■ Extracted data entries

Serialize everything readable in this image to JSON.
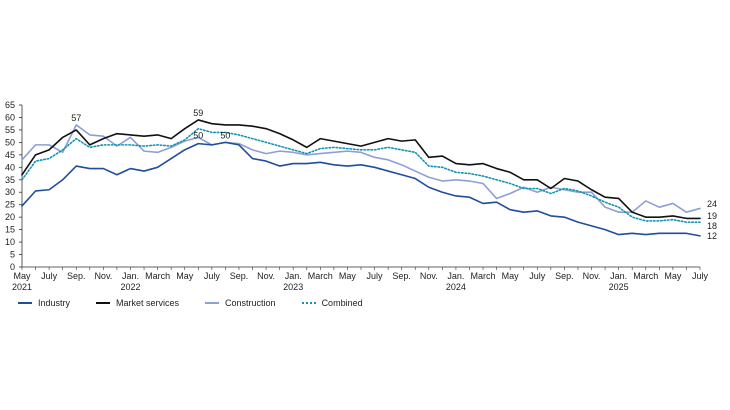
{
  "chart_data": {
    "type": "line",
    "ylim": [
      0,
      65
    ],
    "yticks": [
      0,
      5,
      10,
      15,
      20,
      25,
      30,
      35,
      40,
      45,
      50,
      55,
      60,
      65
    ],
    "grid": false,
    "legend_position": "bottom-left",
    "x_start": "2021-05",
    "x_months": 51,
    "x_tick_labels": [
      {
        "month": "2021-05",
        "lines": [
          "May",
          "2021"
        ]
      },
      {
        "month": "2021-07",
        "lines": [
          "July"
        ]
      },
      {
        "month": "2021-09",
        "lines": [
          "Sep."
        ]
      },
      {
        "month": "2021-11",
        "lines": [
          "Nov."
        ]
      },
      {
        "month": "2022-01",
        "lines": [
          "Jan.",
          "2022"
        ]
      },
      {
        "month": "2022-03",
        "lines": [
          "March"
        ]
      },
      {
        "month": "2022-05",
        "lines": [
          "May"
        ]
      },
      {
        "month": "2022-07",
        "lines": [
          "July"
        ]
      },
      {
        "month": "2022-09",
        "lines": [
          "Sep."
        ]
      },
      {
        "month": "2022-11",
        "lines": [
          "Nov."
        ]
      },
      {
        "month": "2023-01",
        "lines": [
          "Jan.",
          "2023"
        ]
      },
      {
        "month": "2023-03",
        "lines": [
          "March"
        ]
      },
      {
        "month": "2023-05",
        "lines": [
          "May"
        ]
      },
      {
        "month": "2023-07",
        "lines": [
          "July"
        ]
      },
      {
        "month": "2023-09",
        "lines": [
          "Sep."
        ]
      },
      {
        "month": "2023-11",
        "lines": [
          "Nov."
        ]
      },
      {
        "month": "2024-01",
        "lines": [
          "Jan.",
          "2024"
        ]
      },
      {
        "month": "2024-03",
        "lines": [
          "March"
        ]
      },
      {
        "month": "2024-05",
        "lines": [
          "May"
        ]
      },
      {
        "month": "2024-07",
        "lines": [
          "July"
        ]
      },
      {
        "month": "2024-09",
        "lines": [
          "Sep."
        ]
      },
      {
        "month": "2024-11",
        "lines": [
          "Nov."
        ]
      },
      {
        "month": "2025-01",
        "lines": [
          "Jan.",
          "2025"
        ]
      },
      {
        "month": "2025-03",
        "lines": [
          "March"
        ]
      },
      {
        "month": "2025-05",
        "lines": [
          "May"
        ]
      },
      {
        "month": "2025-07",
        "lines": [
          "July"
        ]
      }
    ],
    "series": [
      {
        "name": "Industry",
        "color": "#1f4e9c",
        "style": "solid",
        "values": [
          24.5,
          30.5,
          31,
          35,
          40.5,
          39.5,
          39.5,
          37,
          39.5,
          38.5,
          40,
          43.5,
          47,
          49.5,
          49,
          50,
          49,
          43.5,
          42.5,
          40.5,
          41.5,
          41.5,
          42,
          41,
          40.5,
          41,
          40,
          38.5,
          37,
          35.5,
          32,
          30,
          28.5,
          28,
          25.5,
          26,
          23,
          22,
          22.5,
          20.5,
          20,
          18,
          16.5,
          15,
          13,
          13.5,
          13,
          13.5,
          13.5,
          13.5,
          12.5
        ]
      },
      {
        "name": "Market services",
        "color": "#111111",
        "style": "solid",
        "values": [
          37,
          45,
          47,
          52,
          55,
          49,
          51.5,
          53.5,
          53,
          52.5,
          53,
          51.5,
          55.5,
          59,
          57.5,
          57,
          57,
          56.5,
          55.5,
          53.5,
          51,
          48,
          51.5,
          50.5,
          49.5,
          48.5,
          50,
          51.5,
          50.5,
          51,
          44,
          44.5,
          41.5,
          41,
          41.5,
          39.5,
          38,
          35,
          35,
          31.5,
          35.5,
          34.5,
          31,
          28,
          27.5,
          22,
          20,
          20,
          20.5,
          19.5,
          19.5
        ]
      },
      {
        "name": "Construction",
        "color": "#8e9fd5",
        "style": "solid",
        "values": [
          43,
          49,
          49,
          46,
          57,
          53,
          52.5,
          48.5,
          52,
          46.5,
          46,
          48,
          50.5,
          52,
          49,
          50,
          49.5,
          47,
          45.5,
          46.5,
          46,
          45,
          45.5,
          46,
          46.5,
          46,
          44,
          43,
          41,
          38.5,
          36,
          34.5,
          35,
          34.5,
          33.5,
          27.5,
          29.5,
          32,
          30,
          32,
          31,
          30,
          30,
          24,
          22,
          22,
          26.5,
          24,
          25.5,
          22,
          23.5
        ]
      },
      {
        "name": "Combined",
        "color": "#1493b4",
        "style": "dotted",
        "values": [
          35,
          42.5,
          43.5,
          47,
          51.5,
          48,
          49,
          49,
          49,
          48.5,
          49,
          48.5,
          51,
          55.5,
          54,
          54,
          53,
          51.5,
          50,
          48.5,
          47,
          45.5,
          47.5,
          48,
          47.5,
          47,
          47,
          48,
          47,
          46,
          40.5,
          40,
          38,
          37.5,
          36.5,
          35,
          33.5,
          31.5,
          31.5,
          29.5,
          31.5,
          30.5,
          28.5,
          26,
          24,
          20,
          18.5,
          18.5,
          19,
          18,
          18
        ]
      }
    ],
    "annotations": [
      {
        "text": "57",
        "month": "2021-09",
        "value": 57
      },
      {
        "text": "59",
        "month": "2022-06",
        "value": 59
      },
      {
        "text": "50",
        "month": "2022-06",
        "value": 50
      },
      {
        "text": "50",
        "month": "2022-08",
        "value": 50
      }
    ],
    "end_labels": [
      {
        "text": "24",
        "value": 24
      },
      {
        "text": "19",
        "value": 19
      },
      {
        "text": "18",
        "value": 18
      },
      {
        "text": "12",
        "value": 12
      }
    ]
  }
}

■ DIRECTION
Collect every line with the string "name" from the records, and copy each.

■ RESPONSE TO THIS EXERCISE
        "name": "Industry",
        "name": "Market services",
        "name": "Construction",
        "name": "Combined",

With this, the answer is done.